Exercise brief:
Repeat each entry as written and leave the images out of the copy.

Stored data entries:
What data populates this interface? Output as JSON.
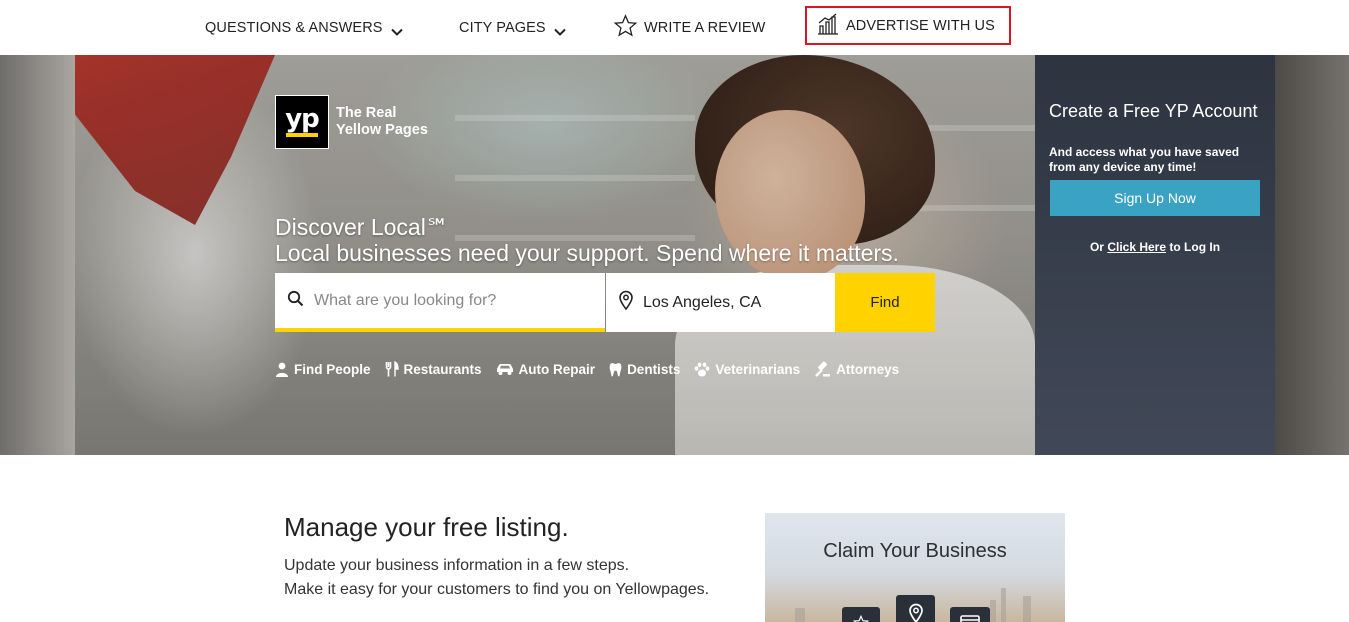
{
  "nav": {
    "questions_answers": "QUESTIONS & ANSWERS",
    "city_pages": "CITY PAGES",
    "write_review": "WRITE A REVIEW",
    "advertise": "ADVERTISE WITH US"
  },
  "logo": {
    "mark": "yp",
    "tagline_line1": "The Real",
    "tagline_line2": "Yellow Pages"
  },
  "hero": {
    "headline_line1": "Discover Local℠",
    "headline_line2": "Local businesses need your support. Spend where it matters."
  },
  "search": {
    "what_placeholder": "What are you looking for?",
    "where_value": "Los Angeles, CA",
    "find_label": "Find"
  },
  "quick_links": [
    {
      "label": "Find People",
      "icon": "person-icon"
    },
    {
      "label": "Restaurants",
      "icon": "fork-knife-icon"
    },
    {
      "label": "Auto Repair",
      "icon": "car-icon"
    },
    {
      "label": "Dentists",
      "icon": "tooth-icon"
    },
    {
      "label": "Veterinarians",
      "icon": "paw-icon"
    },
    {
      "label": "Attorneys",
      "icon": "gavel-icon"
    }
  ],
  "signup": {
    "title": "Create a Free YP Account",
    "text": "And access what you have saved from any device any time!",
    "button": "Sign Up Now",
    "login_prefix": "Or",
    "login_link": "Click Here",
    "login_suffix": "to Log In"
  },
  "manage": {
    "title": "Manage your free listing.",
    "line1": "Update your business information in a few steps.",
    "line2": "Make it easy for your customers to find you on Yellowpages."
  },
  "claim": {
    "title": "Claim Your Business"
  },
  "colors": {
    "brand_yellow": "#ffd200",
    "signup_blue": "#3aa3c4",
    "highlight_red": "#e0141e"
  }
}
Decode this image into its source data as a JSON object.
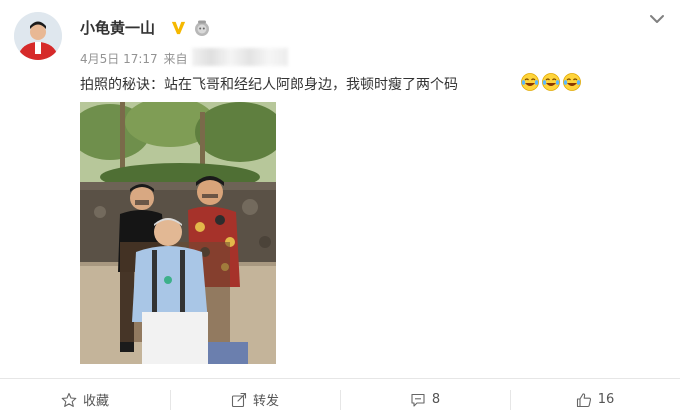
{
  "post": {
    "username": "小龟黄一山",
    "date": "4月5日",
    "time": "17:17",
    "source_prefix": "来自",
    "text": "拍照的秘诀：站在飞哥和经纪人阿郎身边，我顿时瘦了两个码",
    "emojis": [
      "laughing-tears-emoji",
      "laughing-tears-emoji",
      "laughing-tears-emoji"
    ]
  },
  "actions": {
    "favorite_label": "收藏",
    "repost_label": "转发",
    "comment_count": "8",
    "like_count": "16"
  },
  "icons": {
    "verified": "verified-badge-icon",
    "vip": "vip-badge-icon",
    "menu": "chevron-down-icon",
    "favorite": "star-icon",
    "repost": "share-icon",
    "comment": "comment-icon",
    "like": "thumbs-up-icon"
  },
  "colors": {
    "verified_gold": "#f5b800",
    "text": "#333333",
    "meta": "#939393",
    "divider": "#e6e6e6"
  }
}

Written solution:
What data populates this interface? Output as JSON.
{
  "nav": {
    "questions_answers": "QUESTIONS & ANSWERS",
    "city_pages": "CITY PAGES",
    "write_review": "WRITE A REVIEW",
    "advertise": "ADVERTISE WITH US"
  },
  "logo": {
    "mark": "yp",
    "tagline_line1": "The Real",
    "tagline_line2": "Yellow Pages"
  },
  "hero": {
    "headline_line1": "Discover Local℠",
    "headline_line2": "Local businesses need your support. Spend where it matters."
  },
  "search": {
    "what_placeholder": "What are you looking for?",
    "where_value": "Los Angeles, CA",
    "find_label": "Find"
  },
  "quick_links": [
    {
      "label": "Find People",
      "icon": "person-icon"
    },
    {
      "label": "Restaurants",
      "icon": "fork-knife-icon"
    },
    {
      "label": "Auto Repair",
      "icon": "car-icon"
    },
    {
      "label": "Dentists",
      "icon": "tooth-icon"
    },
    {
      "label": "Veterinarians",
      "icon": "paw-icon"
    },
    {
      "label": "Attorneys",
      "icon": "gavel-icon"
    }
  ],
  "signup": {
    "title": "Create a Free YP Account",
    "text": "And access what you have saved from any device any time!",
    "button": "Sign Up Now",
    "login_prefix": "Or",
    "login_link": "Click Here",
    "login_suffix": "to Log In"
  },
  "manage": {
    "title": "Manage your free listing.",
    "line1": "Update your business information in a few steps.",
    "line2": "Make it easy for your customers to find you on Yellowpages."
  },
  "claim": {
    "title": "Claim Your Business"
  },
  "colors": {
    "brand_yellow": "#ffd200",
    "signup_blue": "#3aa3c4",
    "highlight_red": "#e0141e"
  }
}
Decode this image into its source data as a JSON object.
{
  "post": {
    "username": "小龟黄一山",
    "date": "4月5日",
    "time": "17:17",
    "source_prefix": "来自",
    "text": "拍照的秘诀：站在飞哥和经纪人阿郎身边，我顿时瘦了两个码",
    "emojis": [
      "laughing-tears-emoji",
      "laughing-tears-emoji",
      "laughing-tears-emoji"
    ]
  },
  "actions": {
    "favorite_label": "收藏",
    "repost_label": "转发",
    "comment_count": "8",
    "like_count": "16"
  },
  "icons": {
    "verified": "verified-badge-icon",
    "vip": "vip-badge-icon",
    "menu": "chevron-down-icon",
    "favorite": "star-icon",
    "repost": "share-icon",
    "comment": "comment-icon",
    "like": "thumbs-up-icon"
  },
  "colors": {
    "verified_gold": "#f5b800",
    "text": "#333333",
    "meta": "#939393",
    "divider": "#e6e6e6"
  }
}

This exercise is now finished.